>> Begin Source data

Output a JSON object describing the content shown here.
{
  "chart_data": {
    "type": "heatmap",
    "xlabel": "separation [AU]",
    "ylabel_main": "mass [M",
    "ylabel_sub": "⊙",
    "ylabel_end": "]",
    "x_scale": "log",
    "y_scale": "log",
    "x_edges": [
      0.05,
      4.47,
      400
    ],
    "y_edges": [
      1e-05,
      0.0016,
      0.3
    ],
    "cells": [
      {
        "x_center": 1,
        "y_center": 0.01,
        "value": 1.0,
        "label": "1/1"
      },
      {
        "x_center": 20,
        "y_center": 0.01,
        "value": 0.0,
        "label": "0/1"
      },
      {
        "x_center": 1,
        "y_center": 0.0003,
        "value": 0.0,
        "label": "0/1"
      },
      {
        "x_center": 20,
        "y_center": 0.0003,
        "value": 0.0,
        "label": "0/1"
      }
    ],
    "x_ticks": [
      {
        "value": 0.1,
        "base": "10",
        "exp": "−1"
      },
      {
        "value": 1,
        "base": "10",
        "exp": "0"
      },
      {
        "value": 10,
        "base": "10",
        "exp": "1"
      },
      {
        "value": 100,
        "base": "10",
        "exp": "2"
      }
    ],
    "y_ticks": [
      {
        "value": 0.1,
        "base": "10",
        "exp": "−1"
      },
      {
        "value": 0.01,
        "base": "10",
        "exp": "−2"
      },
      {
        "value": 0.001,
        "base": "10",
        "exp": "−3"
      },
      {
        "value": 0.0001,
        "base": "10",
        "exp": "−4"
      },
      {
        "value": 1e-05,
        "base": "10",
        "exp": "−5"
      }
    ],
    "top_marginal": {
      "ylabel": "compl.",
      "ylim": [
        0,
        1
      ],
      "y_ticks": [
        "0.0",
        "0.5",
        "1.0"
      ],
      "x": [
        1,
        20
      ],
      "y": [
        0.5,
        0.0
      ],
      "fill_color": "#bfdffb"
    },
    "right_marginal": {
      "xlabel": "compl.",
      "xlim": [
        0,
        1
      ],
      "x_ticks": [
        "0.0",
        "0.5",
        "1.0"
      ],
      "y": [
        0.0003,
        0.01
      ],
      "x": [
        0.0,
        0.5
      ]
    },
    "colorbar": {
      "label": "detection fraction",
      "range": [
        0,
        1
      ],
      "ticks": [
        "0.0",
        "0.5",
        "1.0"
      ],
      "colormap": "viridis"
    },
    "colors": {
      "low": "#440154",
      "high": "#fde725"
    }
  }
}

>> End Source data

## Task brief
Extract, word for word, each line of the listing above.

## Full response
Output a JSON object describing the content shown here.
{
  "chart_data": {
    "type": "heatmap",
    "xlabel": "separation [AU]",
    "ylabel_main": "mass [M",
    "ylabel_sub": "⊙",
    "ylabel_end": "]",
    "x_scale": "log",
    "y_scale": "log",
    "x_edges": [
      0.05,
      4.47,
      400
    ],
    "y_edges": [
      1e-05,
      0.0016,
      0.3
    ],
    "cells": [
      {
        "x_center": 1,
        "y_center": 0.01,
        "value": 1.0,
        "label": "1/1"
      },
      {
        "x_center": 20,
        "y_center": 0.01,
        "value": 0.0,
        "label": "0/1"
      },
      {
        "x_center": 1,
        "y_center": 0.0003,
        "value": 0.0,
        "label": "0/1"
      },
      {
        "x_center": 20,
        "y_center": 0.0003,
        "value": 0.0,
        "label": "0/1"
      }
    ],
    "x_ticks": [
      {
        "value": 0.1,
        "base": "10",
        "exp": "−1"
      },
      {
        "value": 1,
        "base": "10",
        "exp": "0"
      },
      {
        "value": 10,
        "base": "10",
        "exp": "1"
      },
      {
        "value": 100,
        "base": "10",
        "exp": "2"
      }
    ],
    "y_ticks": [
      {
        "value": 0.1,
        "base": "10",
        "exp": "−1"
      },
      {
        "value": 0.01,
        "base": "10",
        "exp": "−2"
      },
      {
        "value": 0.001,
        "base": "10",
        "exp": "−3"
      },
      {
        "value": 0.0001,
        "base": "10",
        "exp": "−4"
      },
      {
        "value": 1e-05,
        "base": "10",
        "exp": "−5"
      }
    ],
    "top_marginal": {
      "ylabel": "compl.",
      "ylim": [
        0,
        1
      ],
      "y_ticks": [
        "0.0",
        "0.5",
        "1.0"
      ],
      "x": [
        1,
        20
      ],
      "y": [
        0.5,
        0.0
      ],
      "fill_color": "#bfdffb"
    },
    "right_marginal": {
      "xlabel": "compl.",
      "xlim": [
        0,
        1
      ],
      "x_ticks": [
        "0.0",
        "0.5",
        "1.0"
      ],
      "y": [
        0.0003,
        0.01
      ],
      "x": [
        0.0,
        0.5
      ]
    },
    "colorbar": {
      "label": "detection fraction",
      "range": [
        0,
        1
      ],
      "ticks": [
        "0.0",
        "0.5",
        "1.0"
      ],
      "colormap": "viridis"
    },
    "colors": {
      "low": "#440154",
      "high": "#fde725"
    }
  }
}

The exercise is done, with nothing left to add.